Aim of the exercise
Search the listing below for the word "open" and copy each line that holds it.

==== Dataset extract

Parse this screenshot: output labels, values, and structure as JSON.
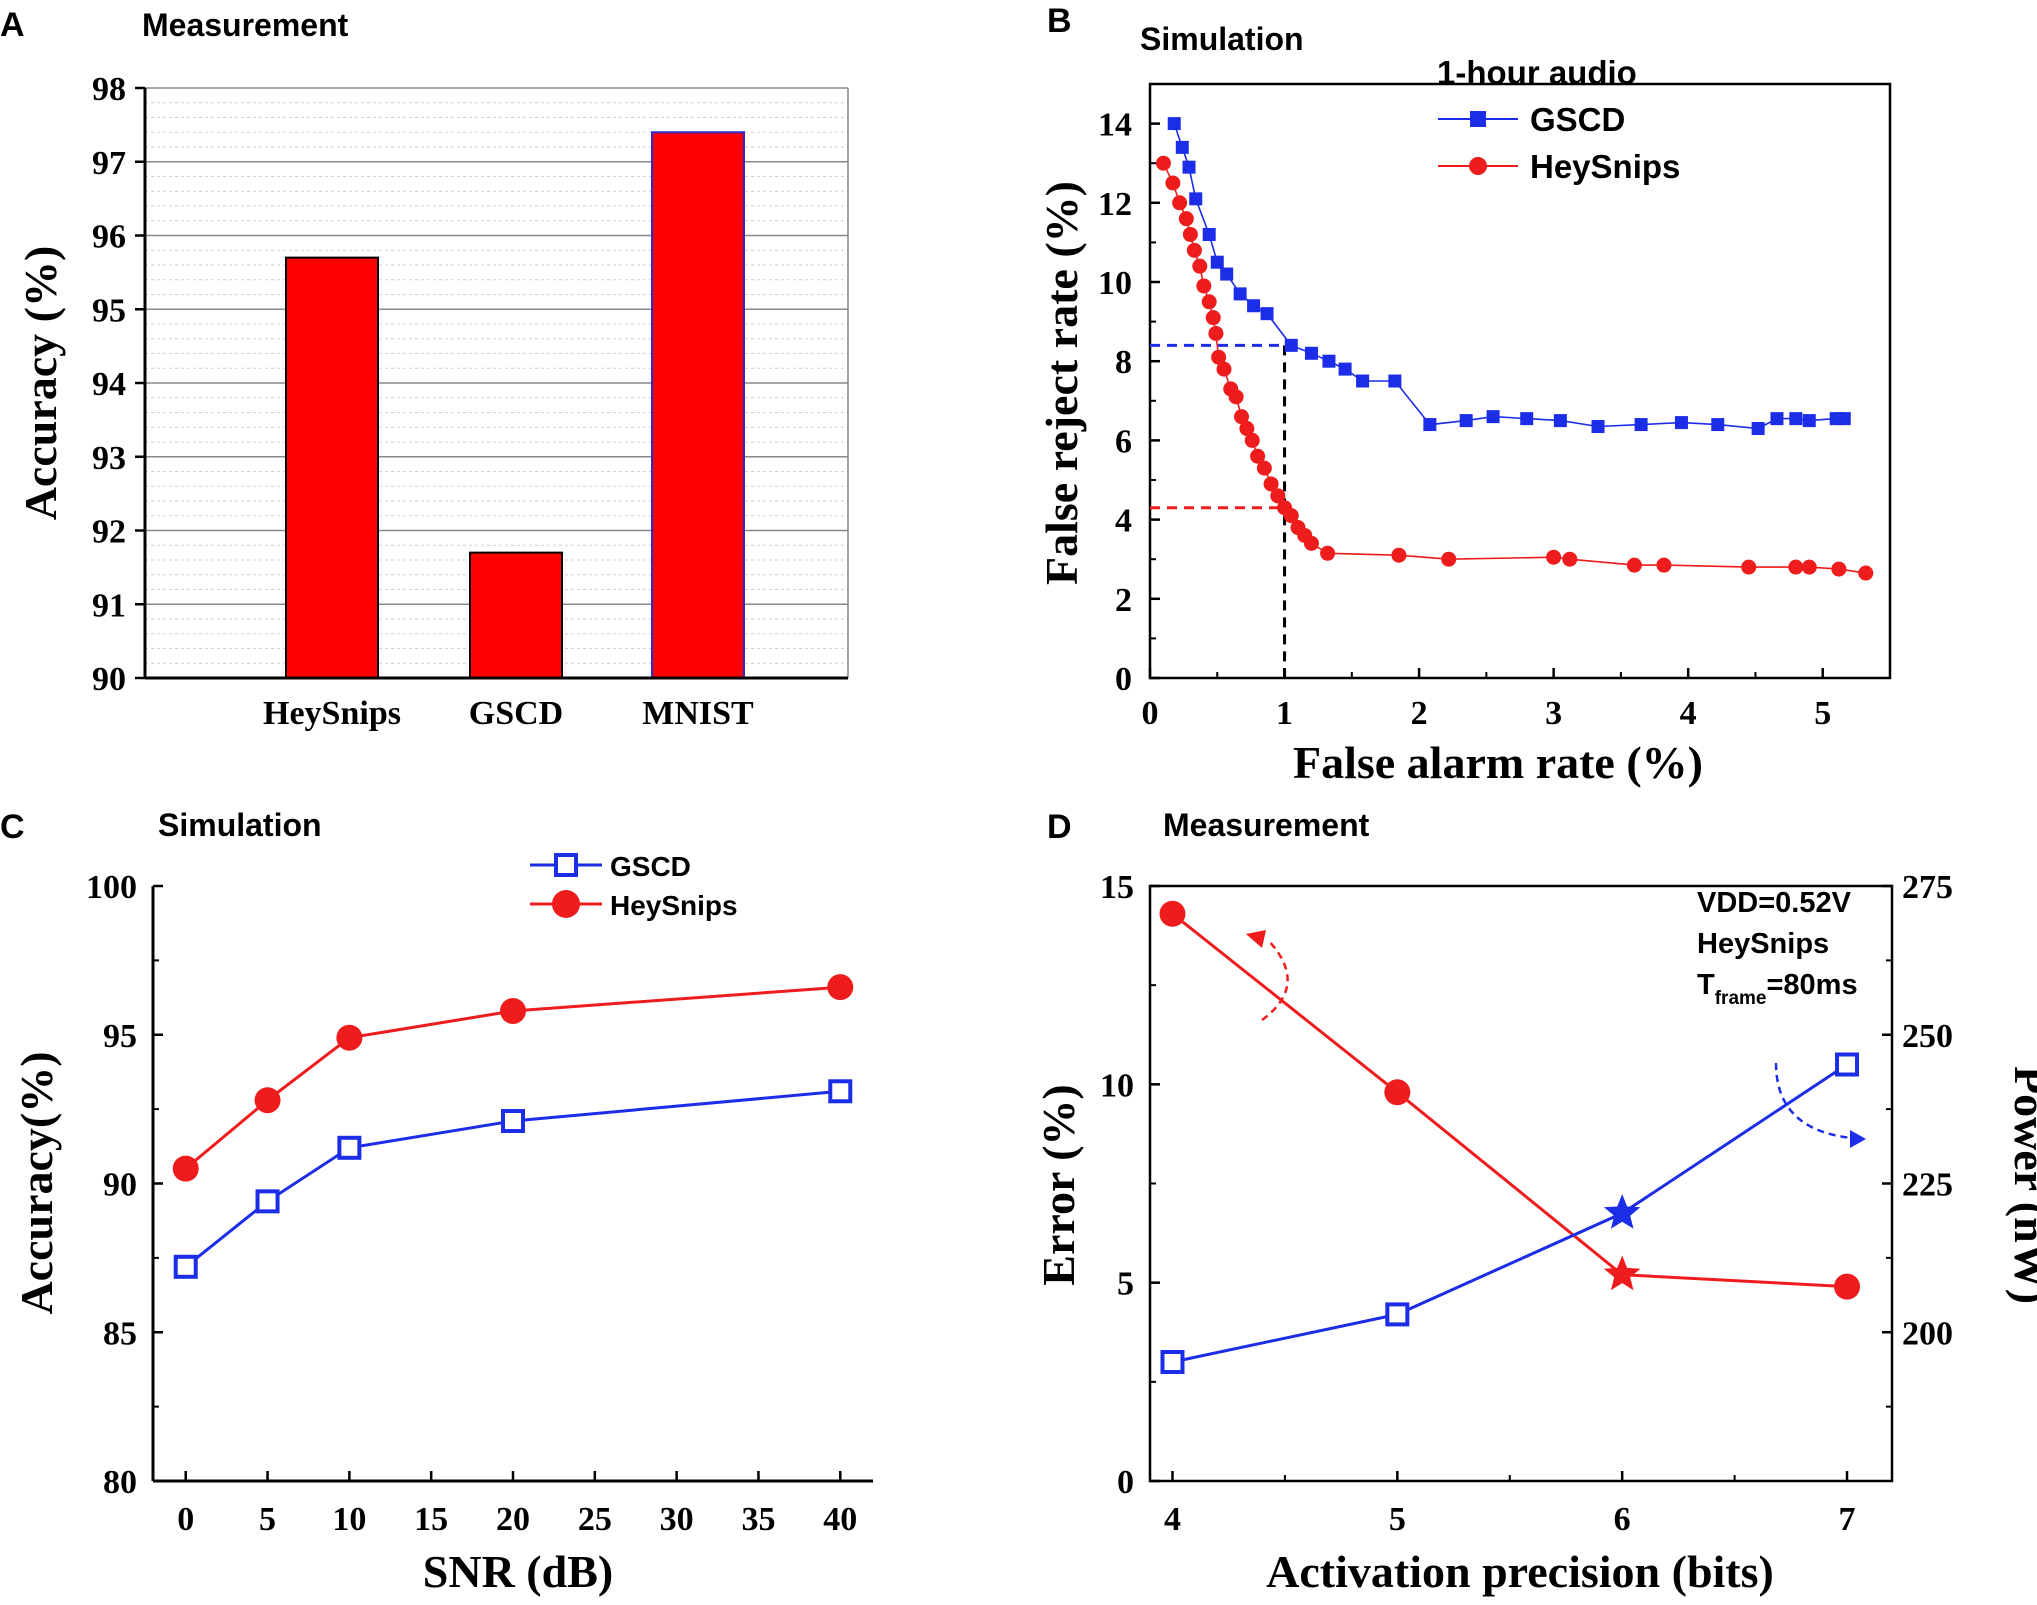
{
  "colors": {
    "red": "#ee1c1c",
    "blue": "#1c2de8",
    "bar_fill": "#ff0000",
    "grid": "#999999",
    "axis": "#000000"
  },
  "chart_data": [
    {
      "panel": "A",
      "subtitle": "Measurement",
      "type": "bar",
      "categories": [
        "HeySnips",
        "GSCD",
        "MNIST"
      ],
      "values": [
        95.7,
        91.7,
        97.4
      ],
      "ylabel": "Accuracy (%)",
      "xlabel": "",
      "ylim": [
        90,
        98
      ],
      "yticks": [
        "90",
        "91",
        "92",
        "93",
        "94",
        "95",
        "96",
        "97",
        "98"
      ],
      "grid": true
    },
    {
      "panel": "B",
      "subtitle": "Simulation",
      "type": "line",
      "xlabel": "False alarm rate (%)",
      "ylabel": "False reject rate (%)",
      "xlim": [
        0,
        5.5
      ],
      "ylim": [
        0,
        15
      ],
      "xticks": [
        "0",
        "1",
        "2",
        "3",
        "4",
        "5"
      ],
      "yticks": [
        "0",
        "2",
        "4",
        "6",
        "8",
        "10",
        "12",
        "14"
      ],
      "legend_title": "1-hour audio",
      "series": [
        {
          "name": "GSCD",
          "color": "blue",
          "marker": "square",
          "x": [
            0.18,
            0.24,
            0.29,
            0.34,
            0.44,
            0.5,
            0.57,
            0.67,
            0.77,
            0.87,
            1.05,
            1.2,
            1.33,
            1.45,
            1.58,
            1.82,
            2.08,
            2.35,
            2.55,
            2.8,
            3.05,
            3.33,
            3.65,
            3.95,
            4.22,
            4.52,
            4.66,
            4.8,
            4.9,
            5.1,
            5.16
          ],
          "y": [
            14.0,
            13.4,
            12.9,
            12.1,
            11.2,
            10.5,
            10.2,
            9.7,
            9.4,
            9.2,
            8.4,
            8.2,
            8.0,
            7.8,
            7.5,
            7.5,
            6.4,
            6.5,
            6.6,
            6.55,
            6.5,
            6.35,
            6.4,
            6.45,
            6.4,
            6.3,
            6.55,
            6.55,
            6.5,
            6.55,
            6.55
          ]
        },
        {
          "name": "HeySnips",
          "color": "red",
          "marker": "circle",
          "x": [
            0.1,
            0.17,
            0.22,
            0.27,
            0.3,
            0.33,
            0.37,
            0.4,
            0.44,
            0.47,
            0.49,
            0.51,
            0.55,
            0.6,
            0.64,
            0.68,
            0.72,
            0.76,
            0.8,
            0.85,
            0.9,
            0.95,
            1.0,
            1.05,
            1.1,
            1.15,
            1.2,
            1.32,
            1.85,
            2.22,
            3.0,
            3.12,
            3.6,
            3.82,
            4.45,
            4.8,
            4.9,
            5.12,
            5.32
          ],
          "y": [
            13.0,
            12.5,
            12.0,
            11.6,
            11.2,
            10.8,
            10.4,
            9.9,
            9.5,
            9.1,
            8.7,
            8.1,
            7.8,
            7.3,
            7.1,
            6.6,
            6.3,
            6.0,
            5.6,
            5.3,
            4.9,
            4.6,
            4.3,
            4.1,
            3.8,
            3.6,
            3.4,
            3.15,
            3.1,
            3.0,
            3.05,
            3.0,
            2.85,
            2.85,
            2.8,
            2.8,
            2.8,
            2.75,
            2.65
          ]
        }
      ],
      "guides": [
        {
          "color": "blue",
          "y": 8.4,
          "x": 1.0
        },
        {
          "color": "red",
          "y": 4.3,
          "x": 1.0
        }
      ]
    },
    {
      "panel": "C",
      "subtitle": "Simulation",
      "type": "line",
      "xlabel": "SNR (dB)",
      "ylabel": "Accuracy(%)",
      "xlim": [
        -2,
        42
      ],
      "ylim": [
        80,
        100
      ],
      "xticks": [
        "0",
        "5",
        "10",
        "15",
        "20",
        "25",
        "30",
        "35",
        "40"
      ],
      "yticks": [
        "80",
        "85",
        "90",
        "95",
        "100"
      ],
      "series": [
        {
          "name": "GSCD",
          "color": "blue",
          "marker": "open-square",
          "x": [
            0,
            5,
            10,
            20,
            40
          ],
          "y": [
            87.2,
            89.4,
            91.2,
            92.1,
            93.1
          ]
        },
        {
          "name": "HeySnips",
          "color": "red",
          "marker": "circle",
          "x": [
            0,
            5,
            10,
            20,
            40
          ],
          "y": [
            90.5,
            92.8,
            94.9,
            95.8,
            96.6
          ]
        }
      ]
    },
    {
      "panel": "D",
      "subtitle": "Measurement",
      "type": "line",
      "xlabel": "Activation precision (bits)",
      "ylabel": "Error (%)",
      "y2label": "Power (nW)",
      "xlim": [
        3.9,
        7.2
      ],
      "ylim": [
        0,
        15
      ],
      "y2lim": [
        175,
        275
      ],
      "xticks": [
        "4",
        "5",
        "6",
        "7"
      ],
      "yticks": [
        "0",
        "5",
        "10",
        "15"
      ],
      "y2ticks": [
        "200",
        "225",
        "250",
        "275"
      ],
      "annotation": {
        "line1": "VDD=0.52V",
        "line2": "HeySnips",
        "line3_base": "T",
        "line3_sub": "frame",
        "line3_rest": "=80ms"
      },
      "series": [
        {
          "name": "Error",
          "axis": "left",
          "color": "red",
          "x": [
            4,
            5,
            6,
            7
          ],
          "y": [
            14.3,
            9.8,
            5.2,
            4.9
          ],
          "markers": [
            "circle",
            "circle",
            "star",
            "circle"
          ]
        },
        {
          "name": "Power",
          "axis": "right",
          "color": "blue",
          "x": [
            4,
            5,
            6,
            7
          ],
          "y": [
            195,
            203,
            220,
            245
          ],
          "markers": [
            "open-square",
            "open-square",
            "star",
            "open-square"
          ]
        }
      ]
    }
  ]
}
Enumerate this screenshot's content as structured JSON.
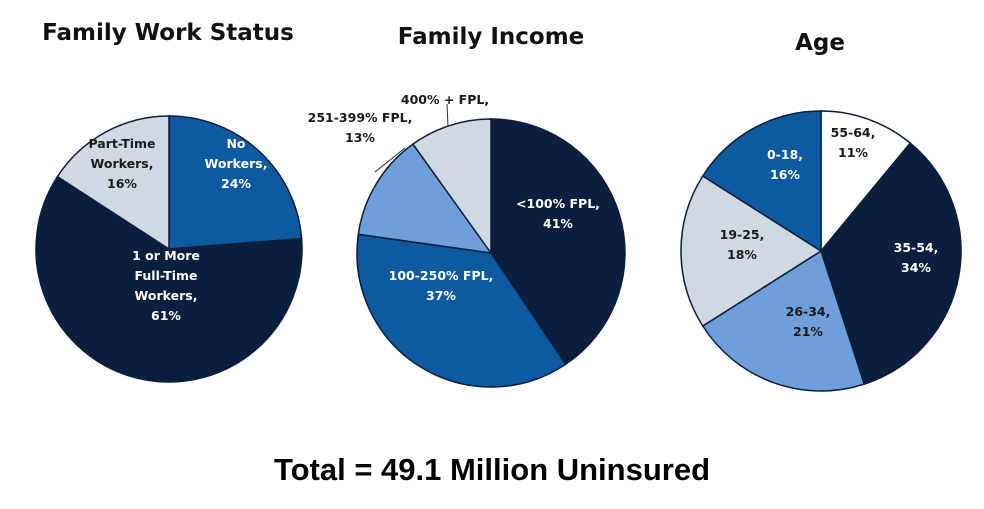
{
  "colors": {
    "dark_navy": "#0a1f3d",
    "medium_blue": "#0e5aa0",
    "light_blue": "#6f9fd8",
    "pale_gray": "#d0d8e2",
    "white": "#ffffff",
    "outline": "#0a1f3d"
  },
  "chart_data": [
    {
      "type": "pie",
      "title": "Family Work Status",
      "slices": [
        {
          "label": [
            "No",
            "Workers,",
            "24%"
          ],
          "value": 24,
          "color": "#0e5aa0",
          "text_color": "#ffffff"
        },
        {
          "label": [
            "1 or More",
            "Full-Time",
            "Workers,",
            "61%"
          ],
          "value": 61,
          "color": "#0a1f3d",
          "text_color": "#ffffff"
        },
        {
          "label": [
            "Part-Time",
            "Workers,",
            "16%"
          ],
          "value": 16,
          "color": "#d0d8e2",
          "text_color": "#1a1a1a"
        }
      ]
    },
    {
      "type": "pie",
      "title": "Family Income",
      "slices": [
        {
          "label": [
            "<100% FPL,",
            "41%"
          ],
          "value": 41,
          "color": "#0a1f3d",
          "text_color": "#ffffff"
        },
        {
          "label": [
            "100-250% FPL,",
            "37%"
          ],
          "value": 37,
          "color": "#0e5aa0",
          "text_color": "#ffffff"
        },
        {
          "label": [
            "251-399% FPL,",
            "13%"
          ],
          "value": 13,
          "color": "#6f9fd8",
          "text_color": "#1a1a1a",
          "outside": true
        },
        {
          "label": [
            "400% + FPL,"
          ],
          "value": 10,
          "color": "#d0d8e2",
          "text_color": "#1a1a1a",
          "outside": true
        }
      ]
    },
    {
      "type": "pie",
      "title": "Age",
      "slices": [
        {
          "label": [
            "55-64,",
            "11%"
          ],
          "value": 11,
          "color": "#ffffff",
          "text_color": "#1a1a1a"
        },
        {
          "label": [
            "35-54,",
            "34%"
          ],
          "value": 34,
          "color": "#0a1f3d",
          "text_color": "#ffffff"
        },
        {
          "label": [
            "26-34,",
            "21%"
          ],
          "value": 21,
          "color": "#6f9fd8",
          "text_color": "#1a1a1a"
        },
        {
          "label": [
            "19-25,",
            "18%"
          ],
          "value": 18,
          "color": "#d0d8e2",
          "text_color": "#1a1a1a"
        },
        {
          "label": [
            "0-18,",
            "16%"
          ],
          "value": 16,
          "color": "#0e5aa0",
          "text_color": "#ffffff"
        }
      ]
    }
  ],
  "footer": {
    "total_text": "Total = 49.1 Million Uninsured"
  }
}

========

Output
          "marker": "open-square",
            "open-square",
            "open-square",
            "open-square"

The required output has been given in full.